▶ _DESCRIPTION OF THE TASK_: In the listing below, locate the lines bearing the word "OBJS". Copy every one of them.

▶ _RECORD EXCERPTS_:
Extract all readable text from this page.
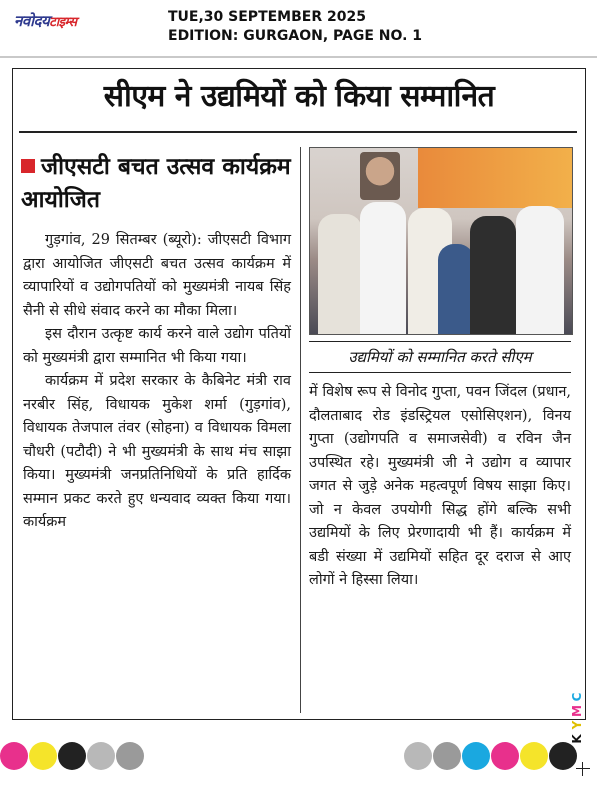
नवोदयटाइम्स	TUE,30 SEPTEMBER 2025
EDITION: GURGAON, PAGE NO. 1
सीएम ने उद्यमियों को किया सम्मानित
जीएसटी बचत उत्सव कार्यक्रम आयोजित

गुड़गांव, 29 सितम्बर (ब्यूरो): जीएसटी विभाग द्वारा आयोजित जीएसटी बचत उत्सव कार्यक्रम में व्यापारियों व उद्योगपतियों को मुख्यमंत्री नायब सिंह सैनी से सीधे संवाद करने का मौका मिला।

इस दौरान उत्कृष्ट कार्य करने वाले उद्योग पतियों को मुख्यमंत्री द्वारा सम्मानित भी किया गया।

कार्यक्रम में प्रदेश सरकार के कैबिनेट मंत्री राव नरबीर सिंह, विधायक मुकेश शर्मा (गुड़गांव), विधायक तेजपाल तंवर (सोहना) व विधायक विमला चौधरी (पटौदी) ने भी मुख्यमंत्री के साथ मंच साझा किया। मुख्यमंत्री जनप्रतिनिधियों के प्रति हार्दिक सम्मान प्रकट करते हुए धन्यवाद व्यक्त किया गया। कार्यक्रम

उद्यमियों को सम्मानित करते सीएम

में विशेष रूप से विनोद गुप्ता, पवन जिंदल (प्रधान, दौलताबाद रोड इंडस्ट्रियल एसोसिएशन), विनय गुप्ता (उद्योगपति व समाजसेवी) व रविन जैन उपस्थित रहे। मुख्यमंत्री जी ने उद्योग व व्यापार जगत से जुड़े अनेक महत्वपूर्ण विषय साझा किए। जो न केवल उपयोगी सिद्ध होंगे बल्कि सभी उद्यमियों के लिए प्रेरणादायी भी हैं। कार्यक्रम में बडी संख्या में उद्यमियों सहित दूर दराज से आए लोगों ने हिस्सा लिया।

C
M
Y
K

==

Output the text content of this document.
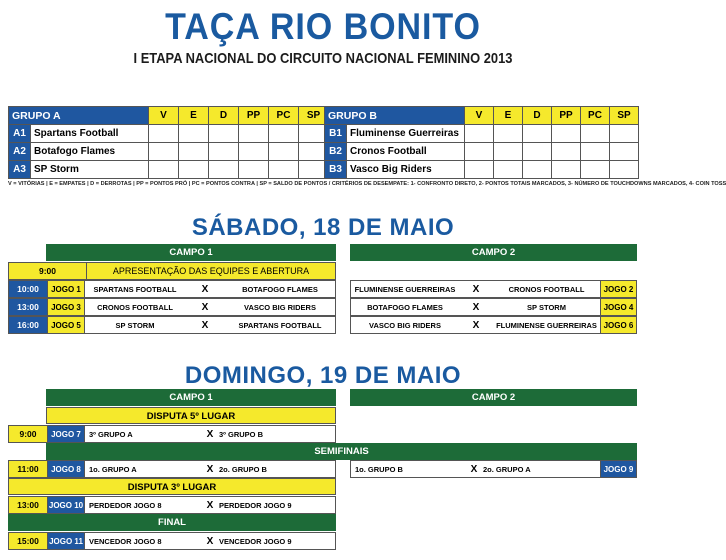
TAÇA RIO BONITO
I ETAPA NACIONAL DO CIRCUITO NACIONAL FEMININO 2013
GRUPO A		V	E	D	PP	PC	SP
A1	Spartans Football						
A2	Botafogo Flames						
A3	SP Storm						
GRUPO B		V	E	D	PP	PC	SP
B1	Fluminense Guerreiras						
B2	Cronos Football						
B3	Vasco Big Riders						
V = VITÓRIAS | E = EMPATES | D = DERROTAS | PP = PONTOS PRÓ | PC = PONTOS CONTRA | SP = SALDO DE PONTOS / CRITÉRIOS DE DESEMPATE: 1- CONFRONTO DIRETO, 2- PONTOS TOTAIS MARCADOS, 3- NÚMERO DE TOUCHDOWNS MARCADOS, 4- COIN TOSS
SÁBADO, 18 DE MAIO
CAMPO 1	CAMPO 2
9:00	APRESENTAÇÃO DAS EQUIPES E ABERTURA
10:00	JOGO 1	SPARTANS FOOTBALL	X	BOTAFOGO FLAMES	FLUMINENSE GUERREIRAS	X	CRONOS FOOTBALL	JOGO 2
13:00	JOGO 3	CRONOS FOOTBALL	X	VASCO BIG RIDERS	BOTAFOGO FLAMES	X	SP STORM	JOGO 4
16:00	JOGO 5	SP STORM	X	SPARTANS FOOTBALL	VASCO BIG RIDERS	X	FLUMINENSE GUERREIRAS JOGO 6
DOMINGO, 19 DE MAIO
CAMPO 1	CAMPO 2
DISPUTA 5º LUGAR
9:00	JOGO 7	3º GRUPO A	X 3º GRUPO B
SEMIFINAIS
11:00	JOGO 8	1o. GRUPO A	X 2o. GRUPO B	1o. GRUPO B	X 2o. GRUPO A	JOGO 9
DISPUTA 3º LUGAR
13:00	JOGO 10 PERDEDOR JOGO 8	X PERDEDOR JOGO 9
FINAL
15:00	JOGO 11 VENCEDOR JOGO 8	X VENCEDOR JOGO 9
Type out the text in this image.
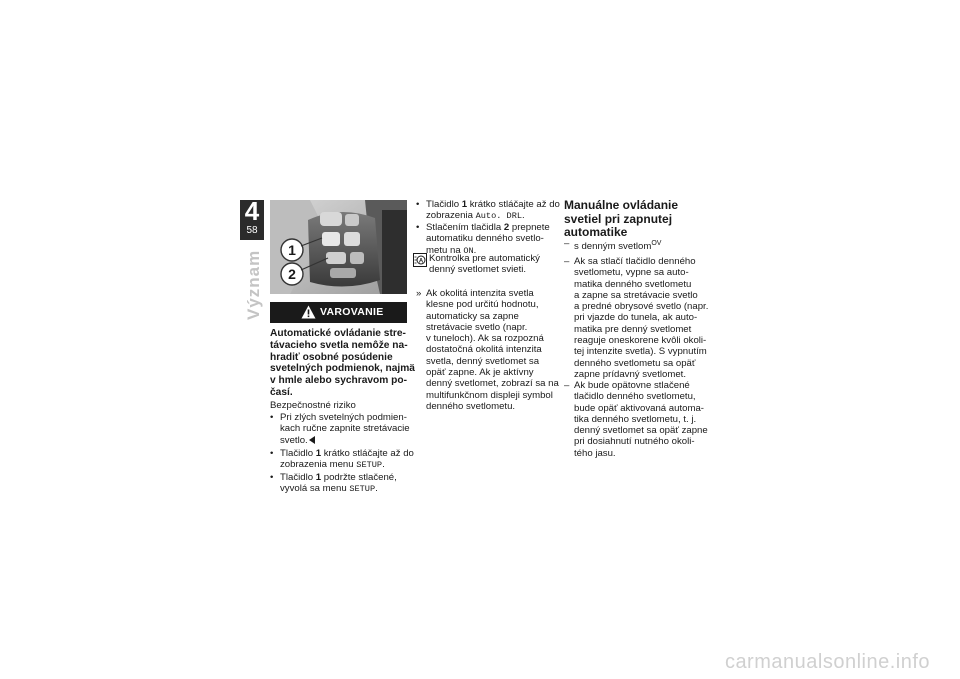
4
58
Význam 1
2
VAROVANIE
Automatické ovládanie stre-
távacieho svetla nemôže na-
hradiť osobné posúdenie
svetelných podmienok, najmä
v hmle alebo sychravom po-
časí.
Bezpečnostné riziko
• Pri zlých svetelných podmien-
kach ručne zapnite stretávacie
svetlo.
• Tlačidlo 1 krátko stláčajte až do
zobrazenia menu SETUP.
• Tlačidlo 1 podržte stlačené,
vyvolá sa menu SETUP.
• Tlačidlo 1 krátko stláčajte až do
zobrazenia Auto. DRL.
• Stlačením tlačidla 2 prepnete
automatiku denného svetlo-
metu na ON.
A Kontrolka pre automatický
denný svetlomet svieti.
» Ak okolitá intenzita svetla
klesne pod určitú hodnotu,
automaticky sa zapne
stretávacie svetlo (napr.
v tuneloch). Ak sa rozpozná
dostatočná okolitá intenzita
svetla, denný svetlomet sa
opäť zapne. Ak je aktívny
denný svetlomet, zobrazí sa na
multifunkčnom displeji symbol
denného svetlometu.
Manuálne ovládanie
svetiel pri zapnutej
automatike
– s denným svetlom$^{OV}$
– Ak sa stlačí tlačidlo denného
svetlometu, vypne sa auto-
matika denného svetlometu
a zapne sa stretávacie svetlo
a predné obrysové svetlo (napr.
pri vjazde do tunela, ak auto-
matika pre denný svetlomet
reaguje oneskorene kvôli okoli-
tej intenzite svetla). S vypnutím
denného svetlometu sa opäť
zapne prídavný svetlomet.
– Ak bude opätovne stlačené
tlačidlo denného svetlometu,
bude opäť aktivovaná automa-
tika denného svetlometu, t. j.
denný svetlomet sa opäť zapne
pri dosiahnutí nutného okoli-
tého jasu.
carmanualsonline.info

...

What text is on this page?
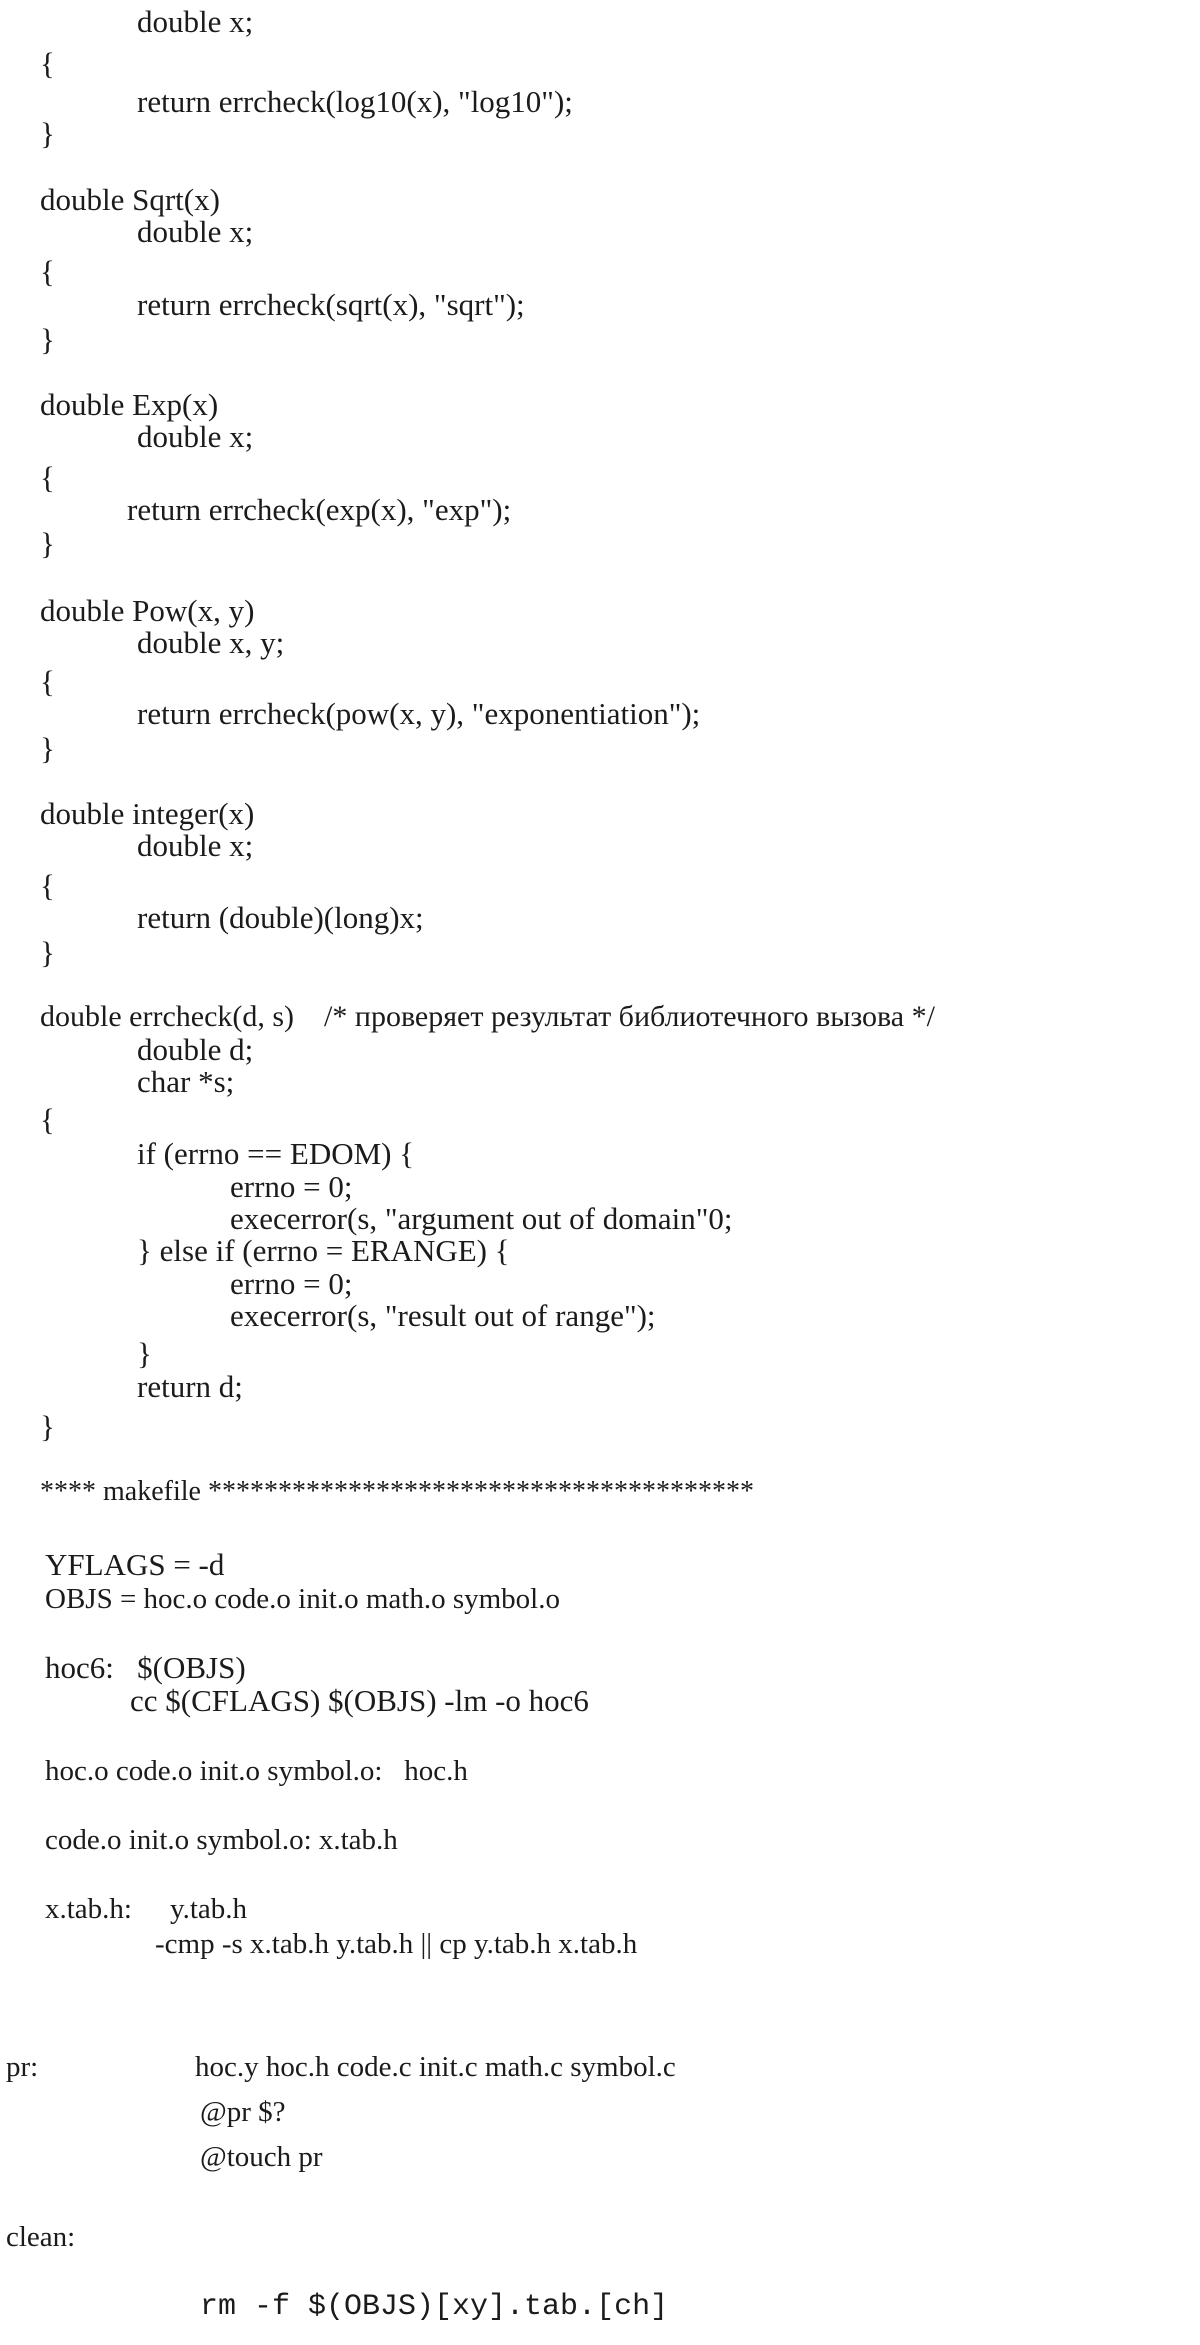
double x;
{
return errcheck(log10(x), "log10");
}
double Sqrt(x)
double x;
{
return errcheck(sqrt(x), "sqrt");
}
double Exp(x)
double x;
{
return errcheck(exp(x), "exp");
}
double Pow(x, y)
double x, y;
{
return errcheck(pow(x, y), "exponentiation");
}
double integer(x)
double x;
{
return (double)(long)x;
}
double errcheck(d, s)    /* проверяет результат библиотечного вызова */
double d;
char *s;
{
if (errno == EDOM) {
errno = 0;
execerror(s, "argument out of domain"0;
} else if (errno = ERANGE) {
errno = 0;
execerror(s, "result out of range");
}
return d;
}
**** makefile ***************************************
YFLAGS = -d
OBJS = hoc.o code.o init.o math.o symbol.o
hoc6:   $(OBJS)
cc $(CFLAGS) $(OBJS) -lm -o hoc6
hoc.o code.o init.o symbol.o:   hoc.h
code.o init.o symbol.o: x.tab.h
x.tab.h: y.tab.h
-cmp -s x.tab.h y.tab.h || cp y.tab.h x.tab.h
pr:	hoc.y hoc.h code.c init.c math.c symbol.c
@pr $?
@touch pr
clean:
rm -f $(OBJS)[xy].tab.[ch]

▶ _RESPONSE BELOW_:
OBJS = hoc.o code.o init.o math.o symbol.o
hoc6:   $(OBJS)
cc $(CFLAGS) $(OBJS) -lm -o hoc6
rm -f $(OBJS)[xy].tab.[ch]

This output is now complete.